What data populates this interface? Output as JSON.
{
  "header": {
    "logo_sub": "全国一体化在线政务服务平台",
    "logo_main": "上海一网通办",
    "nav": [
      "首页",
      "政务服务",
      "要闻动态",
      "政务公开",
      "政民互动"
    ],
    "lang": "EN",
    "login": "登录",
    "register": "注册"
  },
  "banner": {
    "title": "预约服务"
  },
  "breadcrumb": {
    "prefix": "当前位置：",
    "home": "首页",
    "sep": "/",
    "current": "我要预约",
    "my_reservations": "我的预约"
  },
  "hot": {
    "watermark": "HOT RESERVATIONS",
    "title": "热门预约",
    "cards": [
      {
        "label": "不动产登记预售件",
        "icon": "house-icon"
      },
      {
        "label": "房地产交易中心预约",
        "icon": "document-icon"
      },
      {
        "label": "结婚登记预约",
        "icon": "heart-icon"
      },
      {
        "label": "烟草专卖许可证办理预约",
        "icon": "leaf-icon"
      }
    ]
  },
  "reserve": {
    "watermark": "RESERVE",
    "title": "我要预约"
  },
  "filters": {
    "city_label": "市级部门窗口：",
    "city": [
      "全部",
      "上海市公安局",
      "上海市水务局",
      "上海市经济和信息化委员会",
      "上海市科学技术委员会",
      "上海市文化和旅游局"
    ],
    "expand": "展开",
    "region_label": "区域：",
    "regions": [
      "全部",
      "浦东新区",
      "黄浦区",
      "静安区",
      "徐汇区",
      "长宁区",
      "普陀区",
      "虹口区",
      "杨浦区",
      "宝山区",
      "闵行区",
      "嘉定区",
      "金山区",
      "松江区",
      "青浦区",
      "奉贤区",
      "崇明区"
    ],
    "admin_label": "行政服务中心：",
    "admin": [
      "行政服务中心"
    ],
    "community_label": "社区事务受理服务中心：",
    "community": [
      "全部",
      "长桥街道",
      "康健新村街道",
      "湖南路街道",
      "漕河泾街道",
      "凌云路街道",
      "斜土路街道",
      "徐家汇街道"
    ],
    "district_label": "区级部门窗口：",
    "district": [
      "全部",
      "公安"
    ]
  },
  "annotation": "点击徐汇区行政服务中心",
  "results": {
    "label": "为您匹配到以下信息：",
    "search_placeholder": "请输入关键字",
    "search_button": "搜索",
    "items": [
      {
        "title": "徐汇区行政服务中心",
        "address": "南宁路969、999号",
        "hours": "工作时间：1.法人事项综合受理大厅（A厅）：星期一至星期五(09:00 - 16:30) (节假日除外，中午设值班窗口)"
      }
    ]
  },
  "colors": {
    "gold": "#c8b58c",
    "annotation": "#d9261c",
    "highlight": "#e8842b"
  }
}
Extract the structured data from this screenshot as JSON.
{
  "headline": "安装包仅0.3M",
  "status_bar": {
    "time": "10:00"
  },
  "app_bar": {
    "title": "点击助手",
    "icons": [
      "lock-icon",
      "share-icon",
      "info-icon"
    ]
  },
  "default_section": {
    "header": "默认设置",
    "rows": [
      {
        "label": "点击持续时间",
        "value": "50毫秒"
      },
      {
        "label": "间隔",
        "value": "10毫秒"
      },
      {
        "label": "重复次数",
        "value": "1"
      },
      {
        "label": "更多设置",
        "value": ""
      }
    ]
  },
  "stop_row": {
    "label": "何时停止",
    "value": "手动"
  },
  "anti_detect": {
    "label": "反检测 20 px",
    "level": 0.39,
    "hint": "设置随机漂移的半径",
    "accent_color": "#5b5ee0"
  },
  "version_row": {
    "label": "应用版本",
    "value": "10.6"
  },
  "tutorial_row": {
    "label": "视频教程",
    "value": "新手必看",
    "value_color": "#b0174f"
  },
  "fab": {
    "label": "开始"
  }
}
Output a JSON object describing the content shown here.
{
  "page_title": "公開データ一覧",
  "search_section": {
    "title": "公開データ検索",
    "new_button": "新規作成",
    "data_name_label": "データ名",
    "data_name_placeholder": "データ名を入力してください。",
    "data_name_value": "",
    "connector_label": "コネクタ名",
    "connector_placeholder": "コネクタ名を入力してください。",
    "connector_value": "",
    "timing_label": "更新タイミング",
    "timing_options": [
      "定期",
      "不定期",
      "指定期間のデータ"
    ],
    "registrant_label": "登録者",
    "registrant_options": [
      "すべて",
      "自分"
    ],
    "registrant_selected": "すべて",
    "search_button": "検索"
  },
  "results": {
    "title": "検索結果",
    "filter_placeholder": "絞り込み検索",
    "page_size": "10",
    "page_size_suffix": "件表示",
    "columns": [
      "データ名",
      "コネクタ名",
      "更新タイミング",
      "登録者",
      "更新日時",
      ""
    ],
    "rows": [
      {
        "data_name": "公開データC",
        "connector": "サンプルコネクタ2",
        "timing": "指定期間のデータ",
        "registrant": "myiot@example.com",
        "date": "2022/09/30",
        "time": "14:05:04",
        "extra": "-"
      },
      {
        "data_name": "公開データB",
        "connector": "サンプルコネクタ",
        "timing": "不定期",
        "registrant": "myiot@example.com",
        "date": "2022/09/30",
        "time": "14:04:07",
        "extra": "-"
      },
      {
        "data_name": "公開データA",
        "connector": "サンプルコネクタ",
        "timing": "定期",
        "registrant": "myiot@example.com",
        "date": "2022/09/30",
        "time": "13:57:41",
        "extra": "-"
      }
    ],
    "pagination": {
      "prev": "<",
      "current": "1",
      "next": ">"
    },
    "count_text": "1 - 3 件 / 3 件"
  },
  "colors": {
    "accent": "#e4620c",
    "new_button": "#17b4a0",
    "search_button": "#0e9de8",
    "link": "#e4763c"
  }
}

━━━

▶ **To do**: Your task is to repeat every entry exactly.

▶ **Complete answer**:
What data populates this interface? Output as JSON.
{
  "header": {
    "logo_sub": "全国一体化在线政务服务平台",
    "logo_main": "上海一网通办",
    "nav": [
      "首页",
      "政务服务",
      "要闻动态",
      "政务公开",
      "政民互动"
    ],
    "lang": "EN",
    "login": "登录",
    "register": "注册"
  },
  "banner": {
    "title": "预约服务"
  },
  "breadcrumb": {
    "prefix": "当前位置：",
    "home": "首页",
    "sep": "/",
    "current": "我要预约",
    "my_reservations": "我的预约"
  },
  "hot": {
    "watermark": "HOT RESERVATIONS",
    "title": "热门预约",
    "cards": [
      {
        "label": "不动产登记预售件",
        "icon": "house-icon"
      },
      {
        "label": "房地产交易中心预约",
        "icon": "document-icon"
      },
      {
        "label": "结婚登记预约",
        "icon": "heart-icon"
      },
      {
        "label": "烟草专卖许可证办理预约",
        "icon": "leaf-icon"
      }
    ]
  },
  "reserve": {
    "watermark": "RESERVE",
    "title": "我要预约"
  },
  "filters": {
    "city_label": "市级部门窗口：",
    "city": [
      "全部",
      "上海市公安局",
      "上海市水务局",
      "上海市经济和信息化委员会",
      "上海市科学技术委员会",
      "上海市文化和旅游局"
    ],
    "expand": "展开",
    "region_label": "区域：",
    "regions": [
      "全部",
      "浦东新区",
      "黄浦区",
      "静安区",
      "徐汇区",
      "长宁区",
      "普陀区",
      "虹口区",
      "杨浦区",
      "宝山区",
      "闵行区",
      "嘉定区",
      "金山区",
      "松江区",
      "青浦区",
      "奉贤区",
      "崇明区"
    ],
    "admin_label": "行政服务中心：",
    "admin": [
      "行政服务中心"
    ],
    "community_label": "社区事务受理服务中心：",
    "community": [
      "全部",
      "长桥街道",
      "康健新村街道",
      "湖南路街道",
      "漕河泾街道",
      "凌云路街道",
      "斜土路街道",
      "徐家汇街道"
    ],
    "district_label": "区级部门窗口：",
    "district": [
      "全部",
      "公安"
    ]
  },
  "annotation": "点击徐汇区行政服务中心",
  "results": {
    "label": "为您匹配到以下信息：",
    "search_placeholder": "请输入关键字",
    "search_button": "搜索",
    "items": [
      {
        "title": "徐汇区行政服务中心",
        "address": "南宁路969、999号",
        "hours": "工作时间：1.法人事项综合受理大厅（A厅）：星期一至星期五(09:00 - 16:30) (节假日除外，中午设值班窗口)"
      }
    ]
  },
  "colors": {
    "gold": "#c8b58c",
    "annotation": "#d9261c",
    "highlight": "#e8842b"
  }
}
Extract the structured data from this screenshot as JSON.
{
  "headline": "安装包仅0.3M",
  "status_bar": {
    "time": "10:00"
  },
  "app_bar": {
    "title": "点击助手",
    "icons": [
      "lock-icon",
      "share-icon",
      "info-icon"
    ]
  },
  "default_section": {
    "header": "默认设置",
    "rows": [
      {
        "label": "点击持续时间",
        "value": "50毫秒"
      },
      {
        "label": "间隔",
        "value": "10毫秒"
      },
      {
        "label": "重复次数",
        "value": "1"
      },
      {
        "label": "更多设置",
        "value": ""
      }
    ]
  },
  "stop_row": {
    "label": "何时停止",
    "value": "手动"
  },
  "anti_detect": {
    "label": "反检测 20 px",
    "level": 0.39,
    "hint": "设置随机漂移的半径",
    "accent_color": "#5b5ee0"
  },
  "version_row": {
    "label": "应用版本",
    "value": "10.6"
  },
  "tutorial_row": {
    "label": "视频教程",
    "value": "新手必看",
    "value_color": "#b0174f"
  },
  "fab": {
    "label": "开始"
  }
}
Output a JSON object describing the content shown here.
{
  "page_title": "公開データ一覧",
  "search_section": {
    "title": "公開データ検索",
    "new_button": "新規作成",
    "data_name_label": "データ名",
    "data_name_placeholder": "データ名を入力してください。",
    "data_name_value": "",
    "connector_label": "コネクタ名",
    "connector_placeholder": "コネクタ名を入力してください。",
    "connector_value": "",
    "timing_label": "更新タイミング",
    "timing_options": [
      "定期",
      "不定期",
      "指定期間のデータ"
    ],
    "registrant_label": "登録者",
    "registrant_options": [
      "すべて",
      "自分"
    ],
    "registrant_selected": "すべて",
    "search_button": "検索"
  },
  "results": {
    "title": "検索結果",
    "filter_placeholder": "絞り込み検索",
    "page_size": "10",
    "page_size_suffix": "件表示",
    "columns": [
      "データ名",
      "コネクタ名",
      "更新タイミング",
      "登録者",
      "更新日時",
      ""
    ],
    "rows": [
      {
        "data_name": "公開データC",
        "connector": "サンプルコネクタ2",
        "timing": "指定期間のデータ",
        "registrant": "myiot@example.com",
        "date": "2022/09/30",
        "time": "14:05:04",
        "extra": "-"
      },
      {
        "data_name": "公開データB",
        "connector": "サンプルコネクタ",
        "timing": "不定期",
        "registrant": "myiot@example.com",
        "date": "2022/09/30",
        "time": "14:04:07",
        "extra": "-"
      },
      {
        "data_name": "公開データA",
        "connector": "サンプルコネクタ",
        "timing": "定期",
        "registrant": "myiot@example.com",
        "date": "2022/09/30",
        "time": "13:57:41",
        "extra": "-"
      }
    ],
    "pagination": {
      "prev": "<",
      "current": "1",
      "next": ">"
    },
    "count_text": "1 - 3 件 / 3 件"
  },
  "colors": {
    "accent": "#e4620c",
    "new_button": "#17b4a0",
    "search_button": "#0e9de8",
    "link": "#e4763c"
  }
}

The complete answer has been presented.